■ WORK INSTRUCTION A
In the commentary on the U.S. debt deal, why did cooler heads among Republicans back away from the standoff over the debt and a shutdown? Answer in one to three sentences.
■ WORK INSTRUCTION B
Translate this sentence from the commentary on the U.S. debt deal into Spanish: "They want to turn Social Security over to the predators of the financial services industry."
■ WORK INSTRUCTION C
Continue the commentary on the U.S. debt deal, starting right after its final sentence.

■ EXTRACTED TEXT

= = = =

Hooray! The United States isn’t going to default on its debt just yet. The government isn’t going to shut down. Partisan zealots aren’t going to trade representative government for civil war, mob rule, anarchy or balkanization. So, two cheers for democracy as E.M. Forster said. But, as Otto von Bismarck said, you’d better have a strong stomach to watch either sausage or laws being made.
The grand bargain that was totally impossible to achieve one day and easily arranged the next is a case in point. Far from being a triumph of the rational middle over the wingnuts or a vindication of compromise as opposed to manning the barricades, it is really a temporary, stopgap, an expedient, a fraud.
Republicans still want to dismantle the New Deal, eliminating Medicare, Medicaid and dozens of other programs that help people who don’t vote Republican. They want to turn Social Security over to the predators of the financial services industry. They want to shrink the federal budget, yet want to spend more on defense. They want to craft a tax system that comforts the comfortable and afflicts the afflicted, and a regulatory apparatus that ignores gun sales, white collar crime, pollution of the environment and of the food chain, but imposes restrictions on abortions and marriage.
But in order to get their wish list, they need to retain power in the both houses of Congress and elect a Republican president a year from now. Cooler heads in the party realized that playing chicken with the national debt, downgrading its bond rating, shutting down the government, and demonstrating an inability to govern would not only be bad for the business of their donors but might further tarnish a brand already in single digits in popularity polls.

= = = =

■ DATASET RECORDS
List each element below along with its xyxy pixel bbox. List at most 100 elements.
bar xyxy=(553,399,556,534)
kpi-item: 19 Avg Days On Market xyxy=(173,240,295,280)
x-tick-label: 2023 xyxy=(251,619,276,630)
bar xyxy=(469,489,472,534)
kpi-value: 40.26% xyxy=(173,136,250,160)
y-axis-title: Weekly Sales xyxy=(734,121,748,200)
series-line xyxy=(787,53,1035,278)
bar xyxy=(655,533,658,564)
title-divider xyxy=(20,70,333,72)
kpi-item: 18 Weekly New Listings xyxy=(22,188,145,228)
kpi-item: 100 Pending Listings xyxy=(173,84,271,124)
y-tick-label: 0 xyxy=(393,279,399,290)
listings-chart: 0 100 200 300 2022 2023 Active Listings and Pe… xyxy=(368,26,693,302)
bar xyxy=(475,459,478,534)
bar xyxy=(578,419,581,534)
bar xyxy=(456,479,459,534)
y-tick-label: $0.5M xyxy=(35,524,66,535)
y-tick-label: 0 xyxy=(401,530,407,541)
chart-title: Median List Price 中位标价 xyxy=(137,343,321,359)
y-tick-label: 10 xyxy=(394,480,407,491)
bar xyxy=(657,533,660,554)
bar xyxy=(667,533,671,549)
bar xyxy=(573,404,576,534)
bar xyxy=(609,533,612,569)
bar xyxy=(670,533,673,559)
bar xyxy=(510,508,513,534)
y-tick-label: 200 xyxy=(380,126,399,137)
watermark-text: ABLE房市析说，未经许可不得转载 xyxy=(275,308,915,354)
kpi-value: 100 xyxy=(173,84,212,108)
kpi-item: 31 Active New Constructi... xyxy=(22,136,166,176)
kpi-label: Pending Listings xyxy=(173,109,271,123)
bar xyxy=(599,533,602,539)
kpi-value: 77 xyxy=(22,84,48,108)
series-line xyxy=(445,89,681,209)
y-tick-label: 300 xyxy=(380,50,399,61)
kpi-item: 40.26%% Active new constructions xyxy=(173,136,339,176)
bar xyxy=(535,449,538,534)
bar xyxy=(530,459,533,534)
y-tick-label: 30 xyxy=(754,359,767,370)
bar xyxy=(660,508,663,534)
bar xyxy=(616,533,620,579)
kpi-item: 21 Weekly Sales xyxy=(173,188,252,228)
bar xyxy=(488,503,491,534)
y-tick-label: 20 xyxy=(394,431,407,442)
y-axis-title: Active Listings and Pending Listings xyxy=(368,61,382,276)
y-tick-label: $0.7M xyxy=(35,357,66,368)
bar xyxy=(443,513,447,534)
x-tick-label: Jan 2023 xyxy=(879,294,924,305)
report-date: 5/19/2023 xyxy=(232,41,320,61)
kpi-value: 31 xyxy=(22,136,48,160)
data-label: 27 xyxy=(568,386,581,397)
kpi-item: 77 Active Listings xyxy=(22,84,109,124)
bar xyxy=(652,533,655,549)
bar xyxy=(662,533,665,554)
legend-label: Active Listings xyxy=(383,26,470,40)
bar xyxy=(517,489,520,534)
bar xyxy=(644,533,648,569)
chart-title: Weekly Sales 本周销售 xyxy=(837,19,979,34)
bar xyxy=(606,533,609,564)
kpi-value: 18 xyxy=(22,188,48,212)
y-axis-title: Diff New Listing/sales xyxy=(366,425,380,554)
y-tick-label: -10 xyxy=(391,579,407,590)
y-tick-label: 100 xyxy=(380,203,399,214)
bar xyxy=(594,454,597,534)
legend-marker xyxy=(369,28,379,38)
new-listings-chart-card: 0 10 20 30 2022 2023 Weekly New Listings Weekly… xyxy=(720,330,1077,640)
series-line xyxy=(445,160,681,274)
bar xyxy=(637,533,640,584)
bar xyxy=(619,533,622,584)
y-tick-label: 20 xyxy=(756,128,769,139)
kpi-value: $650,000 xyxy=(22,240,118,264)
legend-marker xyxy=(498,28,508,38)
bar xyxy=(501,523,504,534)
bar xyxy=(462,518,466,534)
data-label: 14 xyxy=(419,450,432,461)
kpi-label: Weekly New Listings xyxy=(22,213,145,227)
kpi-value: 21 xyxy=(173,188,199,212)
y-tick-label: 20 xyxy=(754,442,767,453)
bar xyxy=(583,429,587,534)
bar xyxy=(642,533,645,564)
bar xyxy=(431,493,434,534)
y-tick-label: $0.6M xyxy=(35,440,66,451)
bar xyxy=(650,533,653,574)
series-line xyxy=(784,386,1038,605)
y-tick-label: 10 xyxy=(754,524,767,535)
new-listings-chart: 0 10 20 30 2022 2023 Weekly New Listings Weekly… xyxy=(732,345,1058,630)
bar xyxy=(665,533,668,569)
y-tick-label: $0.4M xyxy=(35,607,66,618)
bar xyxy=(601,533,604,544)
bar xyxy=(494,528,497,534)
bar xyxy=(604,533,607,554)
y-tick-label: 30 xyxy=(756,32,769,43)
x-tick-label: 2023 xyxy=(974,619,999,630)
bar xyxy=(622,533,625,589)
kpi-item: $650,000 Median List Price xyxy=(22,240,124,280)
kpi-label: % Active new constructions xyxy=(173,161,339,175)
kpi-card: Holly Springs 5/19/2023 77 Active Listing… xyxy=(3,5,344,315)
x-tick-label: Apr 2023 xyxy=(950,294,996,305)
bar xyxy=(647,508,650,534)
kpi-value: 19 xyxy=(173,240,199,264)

= = = =

■ EXPECTED ANSWER A
The party needs to keep both houses of Congress and win the presidency a year from now to get its wish list. Playing chicken with the national debt, risking a bond downgrade, shutting down the government and appearing unable to govern would hurt its donors' businesses. It might also further tarnish a brand already in single digits in popularity polls.

■ EXPECTED ANSWER B
Quieren entregarles el Seguro Social a los depredadores de la industria de servicios financieros.

■ EXPECTED ANSWER C
Don’t listen to me about that. A chorus of economists and Wall Street titans who care more about money than politics say that repeatedly playing dice with the debt ceiling and shutting down government services has cost the country 1.5% in annual economic growth and earned it a debt rating downgrade. Mark Zandi of Moody’s Analytics says these shenanigans over the last five years have had the effect of “raising borrowing costs, constraining business investment and depressing consumer spending.”
They also made Republicans look like bomb throwers rather than folks out to help the average guy who suffers the consequences of all these economic ills. Shutting down the government reminds people that they or their moms actually rely on Social Security, Medicare, Medicaid, veterans’ benefits, student loans and a host of other programs, that the government isn’t the enemy depicted on talk radio.
So in order to get the power to gut government programs that people like and need, Republicans decided they’d have to let those programs live long enough to let them win another election. So they made a deal to give President Obama what he wanted – increased spending on programs for the poor and middle class – while getting the increase in defense they wanted.
Of course the Tea Party Freedom Caucus in the House regards anything other than full-speed-ahead efforts to eliminate almost all government as betrayal. It is their delusion that such a programs would usher in a capitalist utopia of yeomen farmers and “Little House on the Prairie” rather than hasten the ongoing return to the brutal days of the gilded age, when haves exploited have-nots with no interference from government. They believe most Americans share their desire to live without a safety net.
They did in outgoing Speaker Boehner, for the crime of being insufficiently extreme, a Republican in Name Only. He got his revenge by passing this compromise with the help of Democratic votes. His stated motive was to give his incoming successor, Paul Ryan, a clean slate (or barn) so he wouldn’t immediately have to either preside helplessly over the next Freedom Caucus insurrection or deal with Democrats and get branded a RINO. But Boehner was also trying obviously trying to help the party look sane enough to win votes next November.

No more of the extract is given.